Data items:
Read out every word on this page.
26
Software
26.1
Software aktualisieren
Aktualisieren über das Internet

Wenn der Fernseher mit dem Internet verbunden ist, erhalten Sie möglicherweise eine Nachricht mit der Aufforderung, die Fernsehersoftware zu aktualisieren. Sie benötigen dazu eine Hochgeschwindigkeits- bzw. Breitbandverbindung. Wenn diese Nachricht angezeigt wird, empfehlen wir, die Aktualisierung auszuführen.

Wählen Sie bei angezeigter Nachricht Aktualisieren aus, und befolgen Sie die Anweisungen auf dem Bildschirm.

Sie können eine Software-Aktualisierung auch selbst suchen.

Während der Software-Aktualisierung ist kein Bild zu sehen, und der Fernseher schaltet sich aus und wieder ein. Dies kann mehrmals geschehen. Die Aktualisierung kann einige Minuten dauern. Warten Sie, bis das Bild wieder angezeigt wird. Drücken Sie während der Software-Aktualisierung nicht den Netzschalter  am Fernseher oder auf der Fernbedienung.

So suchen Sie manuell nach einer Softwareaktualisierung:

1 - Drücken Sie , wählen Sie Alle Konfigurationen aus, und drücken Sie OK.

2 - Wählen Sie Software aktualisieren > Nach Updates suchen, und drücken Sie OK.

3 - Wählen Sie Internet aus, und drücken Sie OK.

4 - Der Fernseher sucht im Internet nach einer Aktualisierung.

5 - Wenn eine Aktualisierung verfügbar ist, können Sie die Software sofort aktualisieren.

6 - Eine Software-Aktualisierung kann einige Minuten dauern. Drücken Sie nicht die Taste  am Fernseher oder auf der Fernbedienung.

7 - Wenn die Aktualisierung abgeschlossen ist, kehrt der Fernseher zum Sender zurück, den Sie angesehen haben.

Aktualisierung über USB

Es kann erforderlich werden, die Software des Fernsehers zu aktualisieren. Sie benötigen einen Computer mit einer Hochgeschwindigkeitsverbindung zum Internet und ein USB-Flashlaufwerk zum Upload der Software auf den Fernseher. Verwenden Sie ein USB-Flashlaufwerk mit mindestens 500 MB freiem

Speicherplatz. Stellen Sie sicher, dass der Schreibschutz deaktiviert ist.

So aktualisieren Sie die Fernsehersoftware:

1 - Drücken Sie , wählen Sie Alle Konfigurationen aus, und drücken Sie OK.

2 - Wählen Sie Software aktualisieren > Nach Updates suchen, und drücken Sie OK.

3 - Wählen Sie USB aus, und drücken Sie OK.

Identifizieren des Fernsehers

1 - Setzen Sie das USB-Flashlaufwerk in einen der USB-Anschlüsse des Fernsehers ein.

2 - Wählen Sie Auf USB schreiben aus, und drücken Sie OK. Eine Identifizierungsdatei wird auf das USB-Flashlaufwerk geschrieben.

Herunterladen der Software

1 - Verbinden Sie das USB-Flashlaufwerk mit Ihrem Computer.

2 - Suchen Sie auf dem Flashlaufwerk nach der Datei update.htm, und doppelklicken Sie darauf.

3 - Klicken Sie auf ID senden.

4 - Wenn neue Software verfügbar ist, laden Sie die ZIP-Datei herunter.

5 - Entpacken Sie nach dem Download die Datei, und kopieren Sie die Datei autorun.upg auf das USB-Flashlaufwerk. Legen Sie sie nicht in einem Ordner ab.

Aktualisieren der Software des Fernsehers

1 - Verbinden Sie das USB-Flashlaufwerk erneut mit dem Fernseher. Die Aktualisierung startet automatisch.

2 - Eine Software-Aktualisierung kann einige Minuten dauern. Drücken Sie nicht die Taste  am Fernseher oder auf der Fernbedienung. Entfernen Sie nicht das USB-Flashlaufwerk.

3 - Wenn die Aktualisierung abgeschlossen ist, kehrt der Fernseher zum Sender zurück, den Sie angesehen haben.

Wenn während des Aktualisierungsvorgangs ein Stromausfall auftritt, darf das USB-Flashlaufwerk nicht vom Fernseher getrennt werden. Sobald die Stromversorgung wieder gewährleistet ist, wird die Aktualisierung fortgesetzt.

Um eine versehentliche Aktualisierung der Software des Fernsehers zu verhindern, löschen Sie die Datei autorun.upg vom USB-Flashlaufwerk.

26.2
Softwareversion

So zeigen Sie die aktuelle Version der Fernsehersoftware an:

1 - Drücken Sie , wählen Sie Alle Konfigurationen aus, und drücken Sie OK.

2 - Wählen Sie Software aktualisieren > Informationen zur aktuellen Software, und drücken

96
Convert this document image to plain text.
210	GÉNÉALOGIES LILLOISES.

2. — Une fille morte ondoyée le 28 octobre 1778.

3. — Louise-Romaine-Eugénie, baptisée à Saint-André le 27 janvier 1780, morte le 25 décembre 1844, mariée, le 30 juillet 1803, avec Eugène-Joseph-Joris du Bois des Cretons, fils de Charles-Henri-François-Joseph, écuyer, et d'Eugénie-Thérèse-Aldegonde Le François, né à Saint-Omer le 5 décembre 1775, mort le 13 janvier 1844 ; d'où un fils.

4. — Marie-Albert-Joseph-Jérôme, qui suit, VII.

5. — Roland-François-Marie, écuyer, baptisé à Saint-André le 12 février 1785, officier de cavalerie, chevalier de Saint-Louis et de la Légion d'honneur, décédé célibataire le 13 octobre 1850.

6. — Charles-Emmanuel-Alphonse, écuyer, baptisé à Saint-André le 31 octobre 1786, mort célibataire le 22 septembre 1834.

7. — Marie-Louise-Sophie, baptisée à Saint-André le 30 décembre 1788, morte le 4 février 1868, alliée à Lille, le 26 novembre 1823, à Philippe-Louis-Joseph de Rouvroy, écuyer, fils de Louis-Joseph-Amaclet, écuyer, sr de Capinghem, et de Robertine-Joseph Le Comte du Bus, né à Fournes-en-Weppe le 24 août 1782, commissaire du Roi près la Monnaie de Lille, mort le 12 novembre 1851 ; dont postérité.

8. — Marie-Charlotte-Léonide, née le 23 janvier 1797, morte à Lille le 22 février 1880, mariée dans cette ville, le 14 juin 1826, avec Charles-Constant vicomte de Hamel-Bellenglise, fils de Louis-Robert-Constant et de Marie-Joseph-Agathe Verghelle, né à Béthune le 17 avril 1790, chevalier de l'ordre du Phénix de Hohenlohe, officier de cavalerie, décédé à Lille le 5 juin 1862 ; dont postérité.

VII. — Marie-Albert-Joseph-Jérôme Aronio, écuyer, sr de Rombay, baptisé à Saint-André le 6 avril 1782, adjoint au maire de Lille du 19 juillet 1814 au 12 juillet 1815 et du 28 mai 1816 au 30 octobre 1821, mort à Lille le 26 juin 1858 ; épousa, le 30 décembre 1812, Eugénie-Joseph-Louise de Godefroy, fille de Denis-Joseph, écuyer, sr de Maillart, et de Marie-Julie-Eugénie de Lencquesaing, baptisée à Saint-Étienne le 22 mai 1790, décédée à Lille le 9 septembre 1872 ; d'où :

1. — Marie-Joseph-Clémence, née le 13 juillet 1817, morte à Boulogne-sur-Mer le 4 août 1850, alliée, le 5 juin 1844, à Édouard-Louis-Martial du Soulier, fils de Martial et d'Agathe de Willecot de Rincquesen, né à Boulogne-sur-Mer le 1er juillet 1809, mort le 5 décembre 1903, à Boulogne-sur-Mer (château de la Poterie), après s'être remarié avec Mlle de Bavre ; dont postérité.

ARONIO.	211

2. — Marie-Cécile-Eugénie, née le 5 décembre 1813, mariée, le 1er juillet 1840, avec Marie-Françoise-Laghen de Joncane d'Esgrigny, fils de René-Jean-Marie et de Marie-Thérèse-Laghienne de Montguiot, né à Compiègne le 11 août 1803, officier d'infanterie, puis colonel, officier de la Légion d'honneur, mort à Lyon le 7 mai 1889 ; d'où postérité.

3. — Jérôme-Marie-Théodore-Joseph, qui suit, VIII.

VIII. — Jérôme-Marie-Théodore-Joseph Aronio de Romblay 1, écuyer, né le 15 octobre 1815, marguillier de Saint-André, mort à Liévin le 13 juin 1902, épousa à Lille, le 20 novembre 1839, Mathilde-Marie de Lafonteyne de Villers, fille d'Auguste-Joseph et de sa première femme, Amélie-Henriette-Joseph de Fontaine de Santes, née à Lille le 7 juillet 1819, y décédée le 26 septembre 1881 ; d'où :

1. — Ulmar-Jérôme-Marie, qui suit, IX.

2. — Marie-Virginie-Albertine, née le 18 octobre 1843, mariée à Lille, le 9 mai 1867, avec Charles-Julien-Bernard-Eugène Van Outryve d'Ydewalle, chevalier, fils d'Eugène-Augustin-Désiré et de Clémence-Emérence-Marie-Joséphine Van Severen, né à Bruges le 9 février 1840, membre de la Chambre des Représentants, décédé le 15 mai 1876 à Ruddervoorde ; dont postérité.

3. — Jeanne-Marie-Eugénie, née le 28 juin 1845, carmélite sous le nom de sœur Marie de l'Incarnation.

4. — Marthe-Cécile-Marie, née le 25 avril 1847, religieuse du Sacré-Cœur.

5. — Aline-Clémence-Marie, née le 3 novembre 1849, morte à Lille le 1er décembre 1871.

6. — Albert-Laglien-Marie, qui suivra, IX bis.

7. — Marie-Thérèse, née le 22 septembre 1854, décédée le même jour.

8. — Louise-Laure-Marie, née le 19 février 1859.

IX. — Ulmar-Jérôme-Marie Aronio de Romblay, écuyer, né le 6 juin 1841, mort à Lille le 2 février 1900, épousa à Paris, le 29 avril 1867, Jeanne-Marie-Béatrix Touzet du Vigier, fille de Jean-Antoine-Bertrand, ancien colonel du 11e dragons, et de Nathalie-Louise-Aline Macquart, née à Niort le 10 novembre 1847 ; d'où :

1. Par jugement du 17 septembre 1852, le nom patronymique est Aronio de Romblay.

(WRITTEN TASK):
Identify the lines in the entries that hold "haben" and return each one.

(WORKED SOLUTION):
7 - Wenn die Aktualisierung abgeschlossen ist, kehrt der Fernseher zum Sender zurück, den Sie angesehen haben.
3 - Wenn die Aktualisierung abgeschlossen ist, kehrt der Fernseher zum Sender zurück, den Sie angesehen haben.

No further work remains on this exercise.